INSTRUCTIONS FOR THE TASK:
Below are the records. List every line holding the word "développement".

DATASET:
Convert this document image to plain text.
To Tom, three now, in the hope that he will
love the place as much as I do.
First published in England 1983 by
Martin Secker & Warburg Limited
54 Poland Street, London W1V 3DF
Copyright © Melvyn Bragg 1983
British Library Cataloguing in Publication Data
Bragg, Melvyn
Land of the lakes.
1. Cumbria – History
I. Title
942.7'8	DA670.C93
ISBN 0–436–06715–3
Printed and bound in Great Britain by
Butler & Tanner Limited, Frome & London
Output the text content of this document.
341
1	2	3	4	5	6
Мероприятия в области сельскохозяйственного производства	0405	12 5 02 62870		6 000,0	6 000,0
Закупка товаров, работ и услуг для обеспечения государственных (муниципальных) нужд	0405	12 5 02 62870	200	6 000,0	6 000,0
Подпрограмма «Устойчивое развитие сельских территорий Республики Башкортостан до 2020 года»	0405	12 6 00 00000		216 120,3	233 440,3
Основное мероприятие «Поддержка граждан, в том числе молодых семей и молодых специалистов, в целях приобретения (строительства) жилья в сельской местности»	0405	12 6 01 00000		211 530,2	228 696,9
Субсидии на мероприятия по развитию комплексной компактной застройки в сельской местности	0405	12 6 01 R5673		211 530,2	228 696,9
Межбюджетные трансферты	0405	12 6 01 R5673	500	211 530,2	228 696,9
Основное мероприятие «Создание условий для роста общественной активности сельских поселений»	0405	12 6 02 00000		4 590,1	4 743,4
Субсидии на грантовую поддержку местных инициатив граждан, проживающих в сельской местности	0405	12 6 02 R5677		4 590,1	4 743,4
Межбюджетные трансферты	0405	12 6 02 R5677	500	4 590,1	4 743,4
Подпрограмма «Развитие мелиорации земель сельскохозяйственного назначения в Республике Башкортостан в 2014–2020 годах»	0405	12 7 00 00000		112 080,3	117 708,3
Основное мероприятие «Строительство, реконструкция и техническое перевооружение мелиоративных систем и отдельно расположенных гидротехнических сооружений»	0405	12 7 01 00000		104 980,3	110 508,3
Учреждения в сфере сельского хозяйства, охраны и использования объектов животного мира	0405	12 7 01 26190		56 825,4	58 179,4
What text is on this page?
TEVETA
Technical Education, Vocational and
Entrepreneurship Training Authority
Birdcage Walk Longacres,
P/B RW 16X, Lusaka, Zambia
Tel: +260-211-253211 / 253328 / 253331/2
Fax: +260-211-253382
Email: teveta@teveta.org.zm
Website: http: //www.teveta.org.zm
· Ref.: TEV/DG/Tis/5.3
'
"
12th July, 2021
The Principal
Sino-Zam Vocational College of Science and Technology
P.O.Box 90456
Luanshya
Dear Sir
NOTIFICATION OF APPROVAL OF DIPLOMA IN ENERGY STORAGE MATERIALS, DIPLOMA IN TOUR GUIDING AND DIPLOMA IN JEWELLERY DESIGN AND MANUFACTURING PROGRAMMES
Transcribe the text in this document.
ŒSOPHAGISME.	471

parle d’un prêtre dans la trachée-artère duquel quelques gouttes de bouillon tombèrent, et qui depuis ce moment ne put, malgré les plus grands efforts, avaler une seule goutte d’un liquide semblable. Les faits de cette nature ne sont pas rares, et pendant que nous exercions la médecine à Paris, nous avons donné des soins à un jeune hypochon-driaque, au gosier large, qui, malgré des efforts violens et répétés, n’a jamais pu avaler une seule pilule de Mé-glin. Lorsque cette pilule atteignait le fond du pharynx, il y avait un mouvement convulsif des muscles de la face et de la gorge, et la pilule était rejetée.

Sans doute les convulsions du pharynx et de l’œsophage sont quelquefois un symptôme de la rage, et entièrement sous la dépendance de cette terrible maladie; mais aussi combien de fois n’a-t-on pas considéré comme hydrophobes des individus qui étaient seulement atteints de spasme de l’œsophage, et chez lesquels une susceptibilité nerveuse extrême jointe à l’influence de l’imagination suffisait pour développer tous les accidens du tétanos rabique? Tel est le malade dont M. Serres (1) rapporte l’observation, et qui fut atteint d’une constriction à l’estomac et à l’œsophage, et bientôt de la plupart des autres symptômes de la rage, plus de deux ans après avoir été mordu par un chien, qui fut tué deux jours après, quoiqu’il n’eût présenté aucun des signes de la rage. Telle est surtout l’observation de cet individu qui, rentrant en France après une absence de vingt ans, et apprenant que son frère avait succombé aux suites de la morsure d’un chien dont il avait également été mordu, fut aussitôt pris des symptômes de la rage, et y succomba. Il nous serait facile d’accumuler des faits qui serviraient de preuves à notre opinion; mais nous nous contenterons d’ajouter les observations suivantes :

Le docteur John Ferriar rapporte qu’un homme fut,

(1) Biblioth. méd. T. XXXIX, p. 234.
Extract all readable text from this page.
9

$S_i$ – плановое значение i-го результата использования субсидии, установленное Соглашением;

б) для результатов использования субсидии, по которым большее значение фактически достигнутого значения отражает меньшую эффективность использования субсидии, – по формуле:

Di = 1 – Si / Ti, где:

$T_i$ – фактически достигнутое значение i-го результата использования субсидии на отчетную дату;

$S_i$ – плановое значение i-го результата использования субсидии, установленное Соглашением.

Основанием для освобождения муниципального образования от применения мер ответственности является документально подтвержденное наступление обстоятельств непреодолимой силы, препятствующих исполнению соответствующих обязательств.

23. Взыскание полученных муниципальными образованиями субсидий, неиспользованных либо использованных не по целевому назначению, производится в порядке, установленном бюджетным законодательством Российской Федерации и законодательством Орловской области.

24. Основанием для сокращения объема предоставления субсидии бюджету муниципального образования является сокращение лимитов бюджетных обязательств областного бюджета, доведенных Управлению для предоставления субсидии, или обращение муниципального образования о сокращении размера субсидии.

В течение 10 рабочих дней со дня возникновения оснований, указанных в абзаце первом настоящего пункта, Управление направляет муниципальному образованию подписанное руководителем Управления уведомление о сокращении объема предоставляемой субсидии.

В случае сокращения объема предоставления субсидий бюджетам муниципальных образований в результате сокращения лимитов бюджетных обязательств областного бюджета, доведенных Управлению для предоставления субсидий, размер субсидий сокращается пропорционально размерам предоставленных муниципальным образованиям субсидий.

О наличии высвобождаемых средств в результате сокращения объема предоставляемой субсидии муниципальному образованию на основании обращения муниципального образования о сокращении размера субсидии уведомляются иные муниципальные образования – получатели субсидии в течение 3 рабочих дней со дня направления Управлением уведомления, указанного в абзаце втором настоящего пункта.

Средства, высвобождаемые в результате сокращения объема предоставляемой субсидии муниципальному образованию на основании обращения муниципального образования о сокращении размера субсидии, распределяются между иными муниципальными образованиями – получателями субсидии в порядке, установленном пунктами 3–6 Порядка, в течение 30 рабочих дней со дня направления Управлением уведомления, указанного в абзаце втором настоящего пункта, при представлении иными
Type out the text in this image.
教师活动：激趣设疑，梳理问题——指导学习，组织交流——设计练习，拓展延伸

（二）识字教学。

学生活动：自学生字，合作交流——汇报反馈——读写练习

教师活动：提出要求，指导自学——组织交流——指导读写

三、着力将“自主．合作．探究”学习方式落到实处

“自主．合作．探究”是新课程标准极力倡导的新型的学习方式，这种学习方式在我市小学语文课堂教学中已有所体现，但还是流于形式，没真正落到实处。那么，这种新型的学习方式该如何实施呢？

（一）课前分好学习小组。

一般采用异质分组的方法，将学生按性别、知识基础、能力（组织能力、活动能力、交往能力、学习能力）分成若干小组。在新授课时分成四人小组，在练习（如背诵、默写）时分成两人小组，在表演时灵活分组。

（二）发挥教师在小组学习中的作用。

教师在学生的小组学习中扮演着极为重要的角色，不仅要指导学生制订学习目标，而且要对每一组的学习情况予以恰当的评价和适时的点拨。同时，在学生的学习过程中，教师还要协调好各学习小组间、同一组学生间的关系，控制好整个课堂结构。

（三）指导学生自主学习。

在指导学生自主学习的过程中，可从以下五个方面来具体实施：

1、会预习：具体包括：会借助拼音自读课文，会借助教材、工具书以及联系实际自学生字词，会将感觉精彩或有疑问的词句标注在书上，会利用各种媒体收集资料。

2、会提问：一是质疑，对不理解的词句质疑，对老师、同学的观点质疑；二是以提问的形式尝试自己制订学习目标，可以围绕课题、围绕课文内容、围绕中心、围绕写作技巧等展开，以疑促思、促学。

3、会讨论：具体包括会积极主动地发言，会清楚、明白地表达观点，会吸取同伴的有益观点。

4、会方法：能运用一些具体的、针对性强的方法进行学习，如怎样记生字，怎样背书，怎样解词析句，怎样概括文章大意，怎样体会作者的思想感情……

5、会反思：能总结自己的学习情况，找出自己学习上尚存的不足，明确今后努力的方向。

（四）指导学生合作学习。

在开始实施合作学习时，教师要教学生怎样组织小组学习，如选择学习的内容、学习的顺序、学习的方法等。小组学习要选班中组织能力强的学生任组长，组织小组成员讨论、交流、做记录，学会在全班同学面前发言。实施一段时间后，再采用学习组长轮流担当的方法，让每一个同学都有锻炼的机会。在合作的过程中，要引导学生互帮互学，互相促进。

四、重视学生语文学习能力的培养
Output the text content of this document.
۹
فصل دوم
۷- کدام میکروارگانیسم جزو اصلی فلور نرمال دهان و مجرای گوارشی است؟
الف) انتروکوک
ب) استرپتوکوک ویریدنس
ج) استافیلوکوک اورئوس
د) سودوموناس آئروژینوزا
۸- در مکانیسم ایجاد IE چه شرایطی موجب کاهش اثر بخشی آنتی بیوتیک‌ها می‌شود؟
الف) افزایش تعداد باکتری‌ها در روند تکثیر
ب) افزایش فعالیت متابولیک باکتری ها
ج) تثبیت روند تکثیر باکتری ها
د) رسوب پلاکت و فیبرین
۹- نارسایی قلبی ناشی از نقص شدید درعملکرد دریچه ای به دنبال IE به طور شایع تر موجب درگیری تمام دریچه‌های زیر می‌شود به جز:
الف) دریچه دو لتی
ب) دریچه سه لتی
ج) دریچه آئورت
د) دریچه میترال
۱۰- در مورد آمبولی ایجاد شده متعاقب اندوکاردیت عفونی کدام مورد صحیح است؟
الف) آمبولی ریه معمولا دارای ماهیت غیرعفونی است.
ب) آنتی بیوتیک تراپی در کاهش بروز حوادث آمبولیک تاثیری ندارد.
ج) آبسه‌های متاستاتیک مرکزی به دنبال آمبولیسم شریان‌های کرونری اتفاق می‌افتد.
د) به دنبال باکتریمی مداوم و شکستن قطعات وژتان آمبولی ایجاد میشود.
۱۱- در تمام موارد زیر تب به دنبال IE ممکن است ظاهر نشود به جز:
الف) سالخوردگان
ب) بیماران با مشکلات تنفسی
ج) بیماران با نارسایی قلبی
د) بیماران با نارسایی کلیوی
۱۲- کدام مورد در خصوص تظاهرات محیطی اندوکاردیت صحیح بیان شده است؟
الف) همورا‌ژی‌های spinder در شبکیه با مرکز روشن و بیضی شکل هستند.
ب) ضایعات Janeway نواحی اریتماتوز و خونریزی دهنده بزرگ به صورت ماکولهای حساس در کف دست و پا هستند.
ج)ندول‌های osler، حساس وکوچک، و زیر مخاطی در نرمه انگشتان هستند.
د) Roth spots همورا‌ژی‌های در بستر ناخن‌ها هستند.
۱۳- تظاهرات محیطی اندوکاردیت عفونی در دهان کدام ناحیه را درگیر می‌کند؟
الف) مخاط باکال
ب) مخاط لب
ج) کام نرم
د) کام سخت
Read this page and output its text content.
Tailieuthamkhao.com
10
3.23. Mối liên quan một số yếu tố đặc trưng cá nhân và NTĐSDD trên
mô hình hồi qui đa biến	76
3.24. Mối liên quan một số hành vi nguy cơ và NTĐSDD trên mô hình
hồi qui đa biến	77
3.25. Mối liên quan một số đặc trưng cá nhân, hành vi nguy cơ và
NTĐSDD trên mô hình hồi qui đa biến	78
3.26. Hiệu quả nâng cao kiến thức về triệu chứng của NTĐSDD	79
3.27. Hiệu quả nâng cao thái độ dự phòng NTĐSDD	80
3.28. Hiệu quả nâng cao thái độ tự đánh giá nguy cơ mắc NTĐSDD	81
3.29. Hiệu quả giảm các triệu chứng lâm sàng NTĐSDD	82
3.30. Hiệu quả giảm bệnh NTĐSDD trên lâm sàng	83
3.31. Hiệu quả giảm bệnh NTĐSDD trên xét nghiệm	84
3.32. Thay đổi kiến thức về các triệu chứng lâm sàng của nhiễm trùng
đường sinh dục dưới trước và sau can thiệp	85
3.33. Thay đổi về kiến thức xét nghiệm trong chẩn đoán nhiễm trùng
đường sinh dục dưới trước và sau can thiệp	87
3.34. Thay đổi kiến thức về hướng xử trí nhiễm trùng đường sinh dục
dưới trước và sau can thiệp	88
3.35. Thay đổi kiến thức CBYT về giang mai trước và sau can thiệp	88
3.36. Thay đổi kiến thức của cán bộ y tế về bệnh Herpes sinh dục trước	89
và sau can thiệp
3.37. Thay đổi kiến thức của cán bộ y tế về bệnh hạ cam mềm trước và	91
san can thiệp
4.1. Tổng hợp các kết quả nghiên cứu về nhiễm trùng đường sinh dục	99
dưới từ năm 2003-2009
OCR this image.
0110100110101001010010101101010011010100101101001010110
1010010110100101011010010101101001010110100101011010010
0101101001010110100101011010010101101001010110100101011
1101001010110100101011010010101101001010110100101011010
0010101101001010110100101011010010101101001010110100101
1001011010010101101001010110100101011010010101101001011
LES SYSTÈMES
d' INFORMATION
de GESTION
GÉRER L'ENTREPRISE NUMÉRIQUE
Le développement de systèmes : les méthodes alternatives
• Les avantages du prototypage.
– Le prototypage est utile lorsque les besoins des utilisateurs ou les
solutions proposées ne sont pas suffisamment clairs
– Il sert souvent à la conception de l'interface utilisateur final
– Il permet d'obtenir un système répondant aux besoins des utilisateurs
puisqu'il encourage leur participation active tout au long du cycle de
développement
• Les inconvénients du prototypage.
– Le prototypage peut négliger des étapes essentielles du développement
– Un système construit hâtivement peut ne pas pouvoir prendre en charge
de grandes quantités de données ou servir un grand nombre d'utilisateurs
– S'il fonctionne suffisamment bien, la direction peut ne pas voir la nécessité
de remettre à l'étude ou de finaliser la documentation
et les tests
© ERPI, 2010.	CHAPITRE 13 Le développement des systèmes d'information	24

FINISHED EXERCISE:
Le développement de systèmes : les méthodes alternatives
développement
– Le prototypage peut négliger des étapes essentielles du développement
© ERPI, 2010.	CHAPITRE 13 Le développement des systèmes d'information	24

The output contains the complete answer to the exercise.